# ENTRIES SHOWN

::::

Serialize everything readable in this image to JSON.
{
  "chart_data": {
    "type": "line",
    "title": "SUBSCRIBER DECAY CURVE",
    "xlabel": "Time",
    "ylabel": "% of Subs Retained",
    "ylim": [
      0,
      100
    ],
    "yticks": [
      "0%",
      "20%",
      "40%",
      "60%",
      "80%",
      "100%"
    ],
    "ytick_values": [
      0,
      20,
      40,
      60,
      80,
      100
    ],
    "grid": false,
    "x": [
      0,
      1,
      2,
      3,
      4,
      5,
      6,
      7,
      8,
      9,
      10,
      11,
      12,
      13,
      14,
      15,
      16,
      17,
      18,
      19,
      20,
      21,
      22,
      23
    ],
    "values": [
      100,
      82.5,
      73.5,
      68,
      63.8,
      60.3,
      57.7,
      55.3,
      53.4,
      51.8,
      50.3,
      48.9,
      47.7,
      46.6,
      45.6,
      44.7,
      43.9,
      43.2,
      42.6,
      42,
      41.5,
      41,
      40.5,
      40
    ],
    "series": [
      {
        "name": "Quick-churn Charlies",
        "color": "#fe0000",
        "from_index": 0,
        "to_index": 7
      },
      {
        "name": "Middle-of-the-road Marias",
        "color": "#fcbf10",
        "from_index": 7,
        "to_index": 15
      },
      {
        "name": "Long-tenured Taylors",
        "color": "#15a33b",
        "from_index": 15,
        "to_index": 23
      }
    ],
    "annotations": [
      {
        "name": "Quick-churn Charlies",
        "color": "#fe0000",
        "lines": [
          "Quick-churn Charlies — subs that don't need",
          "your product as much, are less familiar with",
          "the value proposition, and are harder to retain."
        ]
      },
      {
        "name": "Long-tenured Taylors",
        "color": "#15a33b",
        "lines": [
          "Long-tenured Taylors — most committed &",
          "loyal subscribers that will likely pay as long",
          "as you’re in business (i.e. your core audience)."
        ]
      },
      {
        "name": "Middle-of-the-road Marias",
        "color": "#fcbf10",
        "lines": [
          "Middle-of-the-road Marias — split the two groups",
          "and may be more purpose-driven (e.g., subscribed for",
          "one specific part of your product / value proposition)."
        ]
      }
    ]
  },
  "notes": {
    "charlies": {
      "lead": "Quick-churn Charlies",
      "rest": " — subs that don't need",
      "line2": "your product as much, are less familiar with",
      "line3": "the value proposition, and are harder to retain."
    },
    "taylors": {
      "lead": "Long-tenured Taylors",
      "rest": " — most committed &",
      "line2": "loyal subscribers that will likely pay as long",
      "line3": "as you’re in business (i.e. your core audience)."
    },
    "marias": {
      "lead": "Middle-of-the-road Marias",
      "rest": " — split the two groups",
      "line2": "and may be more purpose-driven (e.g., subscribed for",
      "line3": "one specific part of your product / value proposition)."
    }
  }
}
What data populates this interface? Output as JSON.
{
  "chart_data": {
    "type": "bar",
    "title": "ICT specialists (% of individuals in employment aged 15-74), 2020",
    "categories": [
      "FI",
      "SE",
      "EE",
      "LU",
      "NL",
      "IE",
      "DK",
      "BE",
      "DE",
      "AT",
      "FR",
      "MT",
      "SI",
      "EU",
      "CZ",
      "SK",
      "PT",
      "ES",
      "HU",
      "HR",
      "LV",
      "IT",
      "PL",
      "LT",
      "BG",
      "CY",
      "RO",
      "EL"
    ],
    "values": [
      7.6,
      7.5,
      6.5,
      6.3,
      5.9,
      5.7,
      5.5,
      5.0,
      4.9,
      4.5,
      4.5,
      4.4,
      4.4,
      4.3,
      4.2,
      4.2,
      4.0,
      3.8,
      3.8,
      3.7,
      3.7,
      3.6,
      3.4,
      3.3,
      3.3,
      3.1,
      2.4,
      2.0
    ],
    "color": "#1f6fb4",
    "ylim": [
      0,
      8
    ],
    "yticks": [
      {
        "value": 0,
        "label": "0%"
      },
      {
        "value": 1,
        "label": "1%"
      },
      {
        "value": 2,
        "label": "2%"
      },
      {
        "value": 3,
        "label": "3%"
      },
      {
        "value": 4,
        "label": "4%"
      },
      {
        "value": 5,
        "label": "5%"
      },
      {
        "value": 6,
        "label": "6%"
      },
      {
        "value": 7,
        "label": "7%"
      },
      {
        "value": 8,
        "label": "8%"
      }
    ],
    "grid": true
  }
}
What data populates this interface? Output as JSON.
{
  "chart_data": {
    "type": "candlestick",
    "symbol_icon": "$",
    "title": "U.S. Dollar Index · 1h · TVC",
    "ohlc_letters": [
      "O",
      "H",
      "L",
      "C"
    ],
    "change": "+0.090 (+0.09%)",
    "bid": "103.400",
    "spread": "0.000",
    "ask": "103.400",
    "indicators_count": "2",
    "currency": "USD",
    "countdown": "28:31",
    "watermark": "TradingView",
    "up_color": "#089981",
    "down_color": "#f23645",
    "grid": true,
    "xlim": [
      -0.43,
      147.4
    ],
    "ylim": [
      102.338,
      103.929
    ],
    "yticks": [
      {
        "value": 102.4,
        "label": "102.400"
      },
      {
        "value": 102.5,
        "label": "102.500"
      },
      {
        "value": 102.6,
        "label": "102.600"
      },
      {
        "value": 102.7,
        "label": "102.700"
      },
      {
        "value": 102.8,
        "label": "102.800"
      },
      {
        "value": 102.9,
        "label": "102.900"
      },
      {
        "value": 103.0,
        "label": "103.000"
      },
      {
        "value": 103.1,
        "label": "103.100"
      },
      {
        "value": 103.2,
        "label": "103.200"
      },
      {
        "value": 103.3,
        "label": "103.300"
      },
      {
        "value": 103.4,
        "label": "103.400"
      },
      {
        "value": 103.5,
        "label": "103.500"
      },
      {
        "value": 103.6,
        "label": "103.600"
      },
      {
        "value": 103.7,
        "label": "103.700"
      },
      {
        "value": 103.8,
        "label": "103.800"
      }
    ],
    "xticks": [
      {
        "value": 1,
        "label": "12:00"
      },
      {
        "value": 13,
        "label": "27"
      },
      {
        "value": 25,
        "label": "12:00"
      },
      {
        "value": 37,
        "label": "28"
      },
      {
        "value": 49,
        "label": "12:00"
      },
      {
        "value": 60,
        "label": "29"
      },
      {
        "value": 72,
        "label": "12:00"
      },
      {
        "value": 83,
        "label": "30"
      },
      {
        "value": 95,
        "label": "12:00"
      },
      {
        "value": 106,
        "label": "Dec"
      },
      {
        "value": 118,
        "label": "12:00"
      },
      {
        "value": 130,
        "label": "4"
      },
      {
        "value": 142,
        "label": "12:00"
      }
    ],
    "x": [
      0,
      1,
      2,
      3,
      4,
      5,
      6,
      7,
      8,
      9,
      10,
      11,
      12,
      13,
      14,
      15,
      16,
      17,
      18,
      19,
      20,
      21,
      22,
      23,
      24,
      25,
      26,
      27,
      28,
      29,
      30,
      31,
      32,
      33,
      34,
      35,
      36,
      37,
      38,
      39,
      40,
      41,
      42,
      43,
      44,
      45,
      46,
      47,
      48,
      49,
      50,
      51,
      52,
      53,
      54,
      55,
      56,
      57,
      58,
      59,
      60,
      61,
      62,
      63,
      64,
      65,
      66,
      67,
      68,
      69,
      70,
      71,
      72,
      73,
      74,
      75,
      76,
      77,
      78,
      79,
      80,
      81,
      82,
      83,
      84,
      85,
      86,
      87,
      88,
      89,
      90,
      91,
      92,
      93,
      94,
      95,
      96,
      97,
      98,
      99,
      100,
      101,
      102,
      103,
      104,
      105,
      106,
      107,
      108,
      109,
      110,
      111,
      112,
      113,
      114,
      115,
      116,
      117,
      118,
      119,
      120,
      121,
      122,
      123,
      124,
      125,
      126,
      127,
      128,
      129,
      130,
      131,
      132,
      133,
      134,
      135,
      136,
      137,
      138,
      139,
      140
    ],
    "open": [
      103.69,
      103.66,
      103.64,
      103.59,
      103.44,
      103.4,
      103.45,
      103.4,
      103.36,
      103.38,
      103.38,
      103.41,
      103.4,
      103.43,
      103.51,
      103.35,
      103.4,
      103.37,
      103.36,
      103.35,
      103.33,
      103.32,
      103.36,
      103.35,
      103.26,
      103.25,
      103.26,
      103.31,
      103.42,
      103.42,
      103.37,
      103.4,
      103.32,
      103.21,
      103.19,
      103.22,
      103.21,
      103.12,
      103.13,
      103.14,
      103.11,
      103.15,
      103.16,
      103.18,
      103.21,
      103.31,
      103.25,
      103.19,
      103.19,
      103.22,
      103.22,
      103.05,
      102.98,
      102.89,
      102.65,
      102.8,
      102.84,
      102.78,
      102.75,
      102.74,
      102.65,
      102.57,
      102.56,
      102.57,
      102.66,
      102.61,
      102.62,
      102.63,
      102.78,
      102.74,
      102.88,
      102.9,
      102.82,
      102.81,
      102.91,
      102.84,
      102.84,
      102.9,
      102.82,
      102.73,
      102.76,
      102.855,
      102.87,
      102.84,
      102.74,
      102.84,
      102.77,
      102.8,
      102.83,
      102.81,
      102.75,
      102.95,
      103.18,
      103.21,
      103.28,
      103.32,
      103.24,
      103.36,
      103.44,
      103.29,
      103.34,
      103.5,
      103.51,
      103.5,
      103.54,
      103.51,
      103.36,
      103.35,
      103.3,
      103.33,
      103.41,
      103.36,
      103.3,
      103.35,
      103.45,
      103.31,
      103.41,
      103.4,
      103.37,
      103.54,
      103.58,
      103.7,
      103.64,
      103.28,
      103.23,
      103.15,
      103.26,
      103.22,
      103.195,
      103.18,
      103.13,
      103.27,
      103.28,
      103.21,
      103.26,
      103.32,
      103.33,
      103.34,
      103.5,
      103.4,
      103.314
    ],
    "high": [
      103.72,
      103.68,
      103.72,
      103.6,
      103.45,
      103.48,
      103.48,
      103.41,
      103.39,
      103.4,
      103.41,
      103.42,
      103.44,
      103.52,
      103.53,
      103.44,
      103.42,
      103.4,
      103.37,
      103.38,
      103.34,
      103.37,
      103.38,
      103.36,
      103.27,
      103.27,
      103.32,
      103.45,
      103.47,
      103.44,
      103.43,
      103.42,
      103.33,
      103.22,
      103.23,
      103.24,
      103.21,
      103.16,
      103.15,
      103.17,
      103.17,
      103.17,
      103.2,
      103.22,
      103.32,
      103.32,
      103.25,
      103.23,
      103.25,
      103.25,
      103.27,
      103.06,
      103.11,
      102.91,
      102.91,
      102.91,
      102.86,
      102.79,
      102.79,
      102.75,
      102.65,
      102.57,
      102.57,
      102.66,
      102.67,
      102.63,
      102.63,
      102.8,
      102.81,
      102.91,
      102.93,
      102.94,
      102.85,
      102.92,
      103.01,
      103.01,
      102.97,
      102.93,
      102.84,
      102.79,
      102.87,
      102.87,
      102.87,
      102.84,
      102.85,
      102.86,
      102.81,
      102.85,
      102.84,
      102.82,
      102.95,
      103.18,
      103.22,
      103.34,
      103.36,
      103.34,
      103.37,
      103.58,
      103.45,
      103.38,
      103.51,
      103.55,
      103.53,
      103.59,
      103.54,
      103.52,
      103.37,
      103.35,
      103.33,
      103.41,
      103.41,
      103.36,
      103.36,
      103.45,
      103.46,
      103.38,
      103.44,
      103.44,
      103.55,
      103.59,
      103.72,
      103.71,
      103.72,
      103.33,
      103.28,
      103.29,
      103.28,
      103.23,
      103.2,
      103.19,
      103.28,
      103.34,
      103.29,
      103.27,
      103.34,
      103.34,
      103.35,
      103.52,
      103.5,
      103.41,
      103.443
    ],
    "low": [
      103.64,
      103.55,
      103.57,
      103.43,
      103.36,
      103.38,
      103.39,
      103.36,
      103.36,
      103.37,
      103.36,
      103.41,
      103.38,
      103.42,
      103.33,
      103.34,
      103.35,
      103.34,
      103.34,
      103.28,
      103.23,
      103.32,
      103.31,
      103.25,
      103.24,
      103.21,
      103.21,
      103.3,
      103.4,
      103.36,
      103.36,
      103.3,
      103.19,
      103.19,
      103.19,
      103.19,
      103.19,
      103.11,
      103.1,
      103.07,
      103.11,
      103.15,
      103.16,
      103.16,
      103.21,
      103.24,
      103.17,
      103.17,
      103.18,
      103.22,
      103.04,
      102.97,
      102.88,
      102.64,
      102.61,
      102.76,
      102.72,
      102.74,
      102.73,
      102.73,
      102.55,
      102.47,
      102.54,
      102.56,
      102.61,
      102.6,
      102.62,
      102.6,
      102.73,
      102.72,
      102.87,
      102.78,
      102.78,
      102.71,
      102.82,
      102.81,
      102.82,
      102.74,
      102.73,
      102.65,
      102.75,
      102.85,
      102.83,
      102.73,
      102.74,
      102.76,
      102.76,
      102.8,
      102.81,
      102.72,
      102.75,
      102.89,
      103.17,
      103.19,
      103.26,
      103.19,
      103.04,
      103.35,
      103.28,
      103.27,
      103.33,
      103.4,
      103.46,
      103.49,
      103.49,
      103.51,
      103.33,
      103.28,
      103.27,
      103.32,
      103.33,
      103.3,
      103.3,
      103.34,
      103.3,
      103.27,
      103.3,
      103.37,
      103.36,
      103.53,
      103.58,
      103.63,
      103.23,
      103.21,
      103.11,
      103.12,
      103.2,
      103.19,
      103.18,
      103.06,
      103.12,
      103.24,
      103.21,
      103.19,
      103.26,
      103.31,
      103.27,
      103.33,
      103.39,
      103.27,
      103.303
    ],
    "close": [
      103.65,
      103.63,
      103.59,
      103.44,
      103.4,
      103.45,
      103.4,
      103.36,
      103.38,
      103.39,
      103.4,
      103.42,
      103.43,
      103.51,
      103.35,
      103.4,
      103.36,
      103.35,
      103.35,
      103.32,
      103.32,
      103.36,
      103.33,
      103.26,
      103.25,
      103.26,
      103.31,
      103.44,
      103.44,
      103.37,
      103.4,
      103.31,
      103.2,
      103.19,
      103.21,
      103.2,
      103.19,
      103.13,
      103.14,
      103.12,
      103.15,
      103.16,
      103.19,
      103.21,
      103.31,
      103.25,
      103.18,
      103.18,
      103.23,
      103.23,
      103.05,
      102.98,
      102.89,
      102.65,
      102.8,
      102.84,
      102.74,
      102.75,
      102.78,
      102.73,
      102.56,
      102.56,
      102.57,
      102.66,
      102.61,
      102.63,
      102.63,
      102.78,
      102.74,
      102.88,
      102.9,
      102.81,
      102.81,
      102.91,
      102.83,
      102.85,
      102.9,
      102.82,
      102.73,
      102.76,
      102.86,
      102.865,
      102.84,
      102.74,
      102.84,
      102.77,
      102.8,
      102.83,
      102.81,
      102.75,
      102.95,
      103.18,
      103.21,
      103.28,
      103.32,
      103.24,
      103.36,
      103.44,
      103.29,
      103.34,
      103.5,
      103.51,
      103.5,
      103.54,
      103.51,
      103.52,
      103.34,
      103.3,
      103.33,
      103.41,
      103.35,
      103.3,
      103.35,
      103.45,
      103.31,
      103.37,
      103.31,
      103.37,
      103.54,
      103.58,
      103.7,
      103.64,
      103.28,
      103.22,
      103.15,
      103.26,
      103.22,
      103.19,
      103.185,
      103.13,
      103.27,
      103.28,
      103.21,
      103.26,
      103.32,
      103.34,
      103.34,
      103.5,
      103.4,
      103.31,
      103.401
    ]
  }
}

::::

Report each line in the data that holds the word "audience".

          "as you’re in business (i.e. your core audience)."
      "line3": "as you’re in business (i.e. your core audience)."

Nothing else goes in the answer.